» **INSTRUCTION**
From the listing below, extract each entry exactly as written, minus the images.

» **DATASET ROWS**
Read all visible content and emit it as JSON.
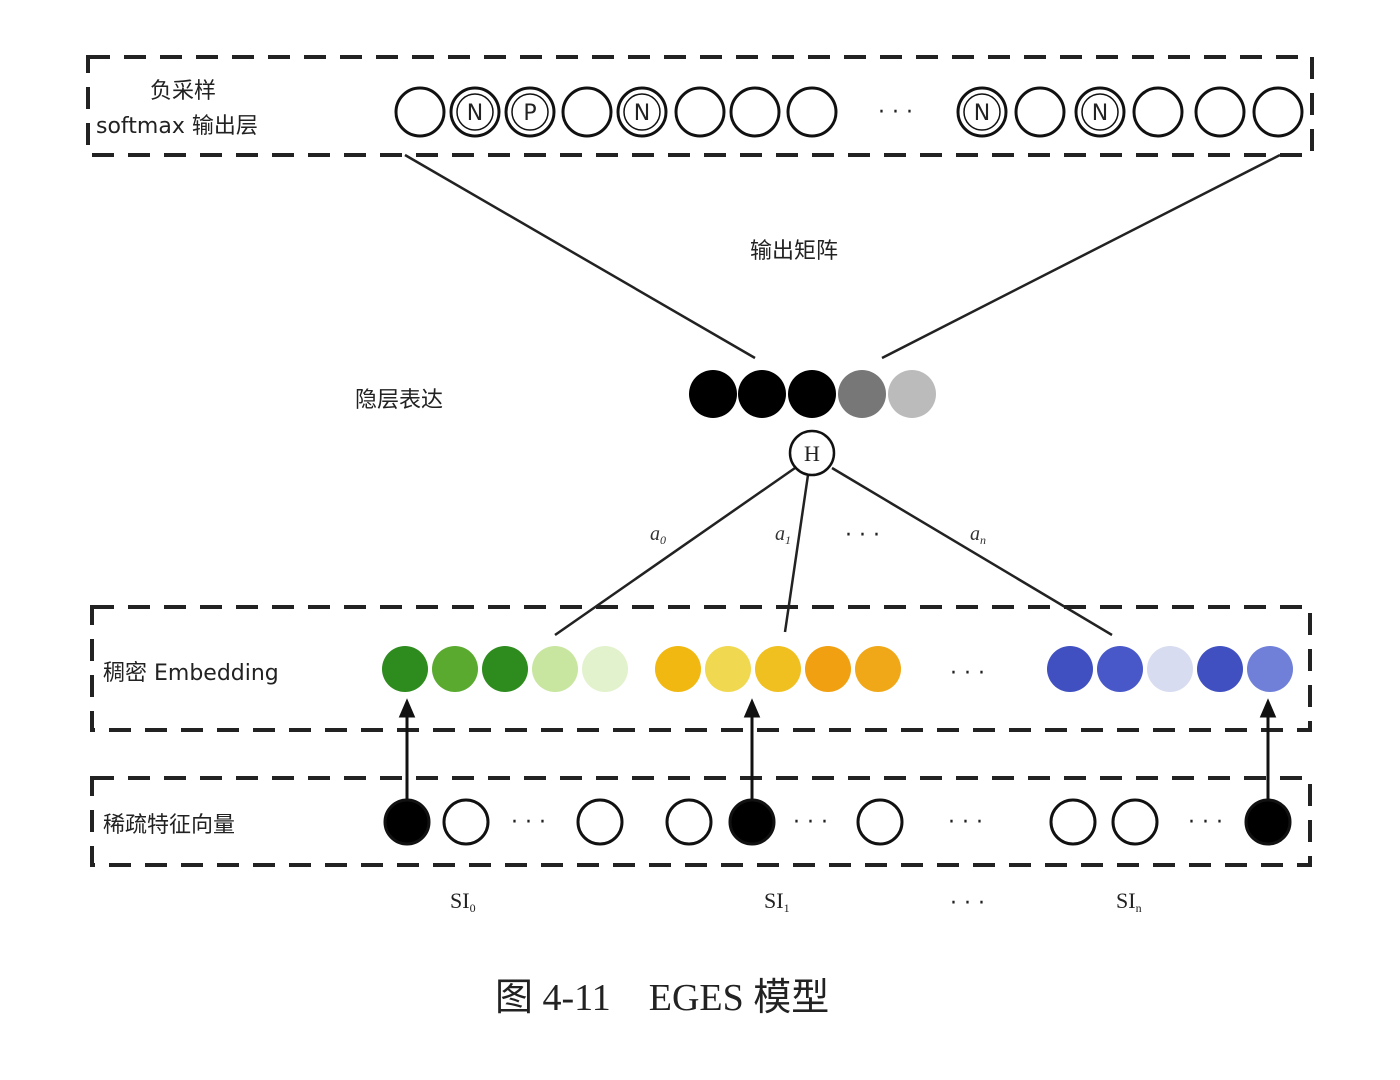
{
  "labels": {
    "negative_sampling": "负采样",
    "softmax_output": "softmax 输出层",
    "output_matrix": "输出矩阵",
    "hidden_layer": "隐层表达",
    "dense_embedding": "稠密 Embedding",
    "sparse_features": "稀疏特征向量",
    "hidden_node": "H",
    "weights": [
      {
        "base": "a",
        "sub": "0"
      },
      {
        "base": "a",
        "sub": "1"
      },
      {
        "base": "a",
        "sub": "n"
      }
    ],
    "side_info": [
      {
        "base": "SI",
        "sub": "0"
      },
      {
        "base": "SI",
        "sub": "1"
      },
      {
        "base": "SI",
        "sub": "n"
      }
    ],
    "ellipsis": "· · ·",
    "caption": "图 4-11　EGES 模型"
  },
  "output_layer": [
    "",
    "N",
    "P",
    "",
    "N",
    "",
    "",
    "",
    "...",
    "N",
    "",
    "N",
    "",
    "",
    ""
  ],
  "hidden_colors": [
    "#000000",
    "#000000",
    "#000000",
    "#777777",
    "#bbbbbb"
  ],
  "embedding_colors": {
    "green": [
      "#2e8b1e",
      "#5aaa30",
      "#2e8b1e",
      "#c8e6a0",
      "#e2f2cc"
    ],
    "yellow": [
      "#f0b810",
      "#f0d850",
      "#f0c020",
      "#f0a010",
      "#f0a818"
    ],
    "blue": [
      "#4050c0",
      "#4858c8",
      "#d8dcf0",
      "#4050c0",
      "#7080d8"
    ]
  },
  "sparse_nodes": [
    "filled",
    "empty",
    "...",
    "empty",
    "empty",
    "filled",
    "...",
    "empty",
    "...",
    "empty",
    "empty",
    "...",
    "filled"
  ]
}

» **ANSWER**
Read all visible content and emit it as JSON.
{
  "labels": {
    "negative_sampling": "负采样",
    "softmax_output": "softmax 输出层",
    "output_matrix": "输出矩阵",
    "hidden_layer": "隐层表达",
    "dense_embedding": "稠密 Embedding",
    "sparse_features": "稀疏特征向量",
    "hidden_node": "H",
    "weights": [
      {
        "base": "a",
        "sub": "0"
      },
      {
        "base": "a",
        "sub": "1"
      },
      {
        "base": "a",
        "sub": "n"
      }
    ],
    "side_info": [
      {
        "base": "SI",
        "sub": "0"
      },
      {
        "base": "SI",
        "sub": "1"
      },
      {
        "base": "SI",
        "sub": "n"
      }
    ],
    "ellipsis": "· · ·",
    "caption": "图 4-11　EGES 模型"
  },
  "output_layer": [
    "",
    "N",
    "P",
    "",
    "N",
    "",
    "",
    "",
    "...",
    "N",
    "",
    "N",
    "",
    "",
    ""
  ],
  "hidden_colors": [
    "#000000",
    "#000000",
    "#000000",
    "#777777",
    "#bbbbbb"
  ],
  "embedding_colors": {
    "green": [
      "#2e8b1e",
      "#5aaa30",
      "#2e8b1e",
      "#c8e6a0",
      "#e2f2cc"
    ],
    "yellow": [
      "#f0b810",
      "#f0d850",
      "#f0c020",
      "#f0a010",
      "#f0a818"
    ],
    "blue": [
      "#4050c0",
      "#4858c8",
      "#d8dcf0",
      "#4050c0",
      "#7080d8"
    ]
  },
  "sparse_nodes": [
    "filled",
    "empty",
    "...",
    "empty",
    "empty",
    "filled",
    "...",
    "empty",
    "...",
    "empty",
    "empty",
    "...",
    "filled"
  ]
}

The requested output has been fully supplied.